To be done: The records below are to be quoted in full; please keep every word exact.

Records shown:
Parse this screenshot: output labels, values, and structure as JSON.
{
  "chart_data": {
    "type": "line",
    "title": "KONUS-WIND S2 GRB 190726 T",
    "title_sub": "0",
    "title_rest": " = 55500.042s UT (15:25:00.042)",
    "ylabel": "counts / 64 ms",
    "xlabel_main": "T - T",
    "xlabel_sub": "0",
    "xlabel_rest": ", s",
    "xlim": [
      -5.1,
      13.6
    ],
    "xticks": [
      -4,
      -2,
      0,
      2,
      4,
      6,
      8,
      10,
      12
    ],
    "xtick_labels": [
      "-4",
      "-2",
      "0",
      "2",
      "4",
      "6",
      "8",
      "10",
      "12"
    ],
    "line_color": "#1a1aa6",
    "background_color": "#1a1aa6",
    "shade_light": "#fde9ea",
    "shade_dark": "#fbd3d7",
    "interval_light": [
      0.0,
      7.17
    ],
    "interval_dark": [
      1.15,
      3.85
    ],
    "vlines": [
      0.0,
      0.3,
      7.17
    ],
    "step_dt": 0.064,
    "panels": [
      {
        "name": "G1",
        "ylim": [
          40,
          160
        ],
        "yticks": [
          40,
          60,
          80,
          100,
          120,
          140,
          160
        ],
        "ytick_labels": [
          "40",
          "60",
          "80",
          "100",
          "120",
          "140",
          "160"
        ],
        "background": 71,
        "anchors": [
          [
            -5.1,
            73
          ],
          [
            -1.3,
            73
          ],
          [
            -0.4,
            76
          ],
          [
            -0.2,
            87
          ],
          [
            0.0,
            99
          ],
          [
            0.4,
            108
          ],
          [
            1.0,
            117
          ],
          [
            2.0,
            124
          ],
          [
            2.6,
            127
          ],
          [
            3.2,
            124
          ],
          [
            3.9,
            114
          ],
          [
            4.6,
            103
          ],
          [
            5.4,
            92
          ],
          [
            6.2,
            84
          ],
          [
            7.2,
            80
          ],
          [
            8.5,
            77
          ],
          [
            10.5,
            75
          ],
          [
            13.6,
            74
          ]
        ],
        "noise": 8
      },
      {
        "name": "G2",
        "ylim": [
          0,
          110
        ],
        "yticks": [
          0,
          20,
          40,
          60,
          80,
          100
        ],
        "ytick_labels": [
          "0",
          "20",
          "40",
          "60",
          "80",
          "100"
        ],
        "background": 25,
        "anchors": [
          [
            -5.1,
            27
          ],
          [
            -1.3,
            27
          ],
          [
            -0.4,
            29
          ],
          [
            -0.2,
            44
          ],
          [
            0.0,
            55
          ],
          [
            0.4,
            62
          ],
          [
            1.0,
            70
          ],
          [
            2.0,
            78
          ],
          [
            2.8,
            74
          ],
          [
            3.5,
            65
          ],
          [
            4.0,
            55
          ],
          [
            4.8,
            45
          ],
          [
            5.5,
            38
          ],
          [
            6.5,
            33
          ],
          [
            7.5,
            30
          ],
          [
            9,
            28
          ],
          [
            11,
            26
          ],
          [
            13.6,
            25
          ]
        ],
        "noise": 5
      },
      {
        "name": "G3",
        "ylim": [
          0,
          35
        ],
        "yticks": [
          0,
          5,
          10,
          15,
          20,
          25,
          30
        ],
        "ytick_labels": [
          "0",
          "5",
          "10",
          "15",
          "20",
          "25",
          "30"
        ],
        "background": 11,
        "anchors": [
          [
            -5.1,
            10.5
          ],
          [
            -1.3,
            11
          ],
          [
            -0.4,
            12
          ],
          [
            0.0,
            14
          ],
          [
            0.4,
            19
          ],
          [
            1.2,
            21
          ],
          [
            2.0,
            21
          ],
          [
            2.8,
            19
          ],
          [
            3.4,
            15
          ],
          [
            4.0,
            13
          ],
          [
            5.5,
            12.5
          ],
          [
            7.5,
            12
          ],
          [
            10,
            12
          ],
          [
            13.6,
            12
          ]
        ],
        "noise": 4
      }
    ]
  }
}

Expected answer:
Parse this screenshot: output labels, values, and structure as JSON.
{
  "chart_data": {
    "type": "line",
    "title": "KONUS-WIND S2 GRB 190726 T",
    "title_sub": "0",
    "title_rest": " = 55500.042s UT (15:25:00.042)",
    "ylabel": "counts / 64 ms",
    "xlabel_main": "T - T",
    "xlabel_sub": "0",
    "xlabel_rest": ", s",
    "xlim": [
      -5.1,
      13.6
    ],
    "xticks": [
      -4,
      -2,
      0,
      2,
      4,
      6,
      8,
      10,
      12
    ],
    "xtick_labels": [
      "-4",
      "-2",
      "0",
      "2",
      "4",
      "6",
      "8",
      "10",
      "12"
    ],
    "line_color": "#1a1aa6",
    "background_color": "#1a1aa6",
    "shade_light": "#fde9ea",
    "shade_dark": "#fbd3d7",
    "interval_light": [
      0.0,
      7.17
    ],
    "interval_dark": [
      1.15,
      3.85
    ],
    "vlines": [
      0.0,
      0.3,
      7.17
    ],
    "step_dt": 0.064,
    "panels": [
      {
        "name": "G1",
        "ylim": [
          40,
          160
        ],
        "yticks": [
          40,
          60,
          80,
          100,
          120,
          140,
          160
        ],
        "ytick_labels": [
          "40",
          "60",
          "80",
          "100",
          "120",
          "140",
          "160"
        ],
        "background": 71,
        "anchors": [
          [
            -5.1,
            73
          ],
          [
            -1.3,
            73
          ],
          [
            -0.4,
            76
          ],
          [
            -0.2,
            87
          ],
          [
            0.0,
            99
          ],
          [
            0.4,
            108
          ],
          [
            1.0,
            117
          ],
          [
            2.0,
            124
          ],
          [
            2.6,
            127
          ],
          [
            3.2,
            124
          ],
          [
            3.9,
            114
          ],
          [
            4.6,
            103
          ],
          [
            5.4,
            92
          ],
          [
            6.2,
            84
          ],
          [
            7.2,
            80
          ],
          [
            8.5,
            77
          ],
          [
            10.5,
            75
          ],
          [
            13.6,
            74
          ]
        ],
        "noise": 8
      },
      {
        "name": "G2",
        "ylim": [
          0,
          110
        ],
        "yticks": [
          0,
          20,
          40,
          60,
          80,
          100
        ],
        "ytick_labels": [
          "0",
          "20",
          "40",
          "60",
          "80",
          "100"
        ],
        "background": 25,
        "anchors": [
          [
            -5.1,
            27
          ],
          [
            -1.3,
            27
          ],
          [
            -0.4,
            29
          ],
          [
            -0.2,
            44
          ],
          [
            0.0,
            55
          ],
          [
            0.4,
            62
          ],
          [
            1.0,
            70
          ],
          [
            2.0,
            78
          ],
          [
            2.8,
            74
          ],
          [
            3.5,
            65
          ],
          [
            4.0,
            55
          ],
          [
            4.8,
            45
          ],
          [
            5.5,
            38
          ],
          [
            6.5,
            33
          ],
          [
            7.5,
            30
          ],
          [
            9,
            28
          ],
          [
            11,
            26
          ],
          [
            13.6,
            25
          ]
        ],
        "noise": 5
      },
      {
        "name": "G3",
        "ylim": [
          0,
          35
        ],
        "yticks": [
          0,
          5,
          10,
          15,
          20,
          25,
          30
        ],
        "ytick_labels": [
          "0",
          "5",
          "10",
          "15",
          "20",
          "25",
          "30"
        ],
        "background": 11,
        "anchors": [
          [
            -5.1,
            10.5
          ],
          [
            -1.3,
            11
          ],
          [
            -0.4,
            12
          ],
          [
            0.0,
            14
          ],
          [
            0.4,
            19
          ],
          [
            1.2,
            21
          ],
          [
            2.0,
            21
          ],
          [
            2.8,
            19
          ],
          [
            3.4,
            15
          ],
          [
            4.0,
            13
          ],
          [
            5.5,
            12.5
          ],
          [
            7.5,
            12
          ],
          [
            10,
            12
          ],
          [
            13.6,
            12
          ]
        ],
        "noise": 4
      }
    ]
  }
}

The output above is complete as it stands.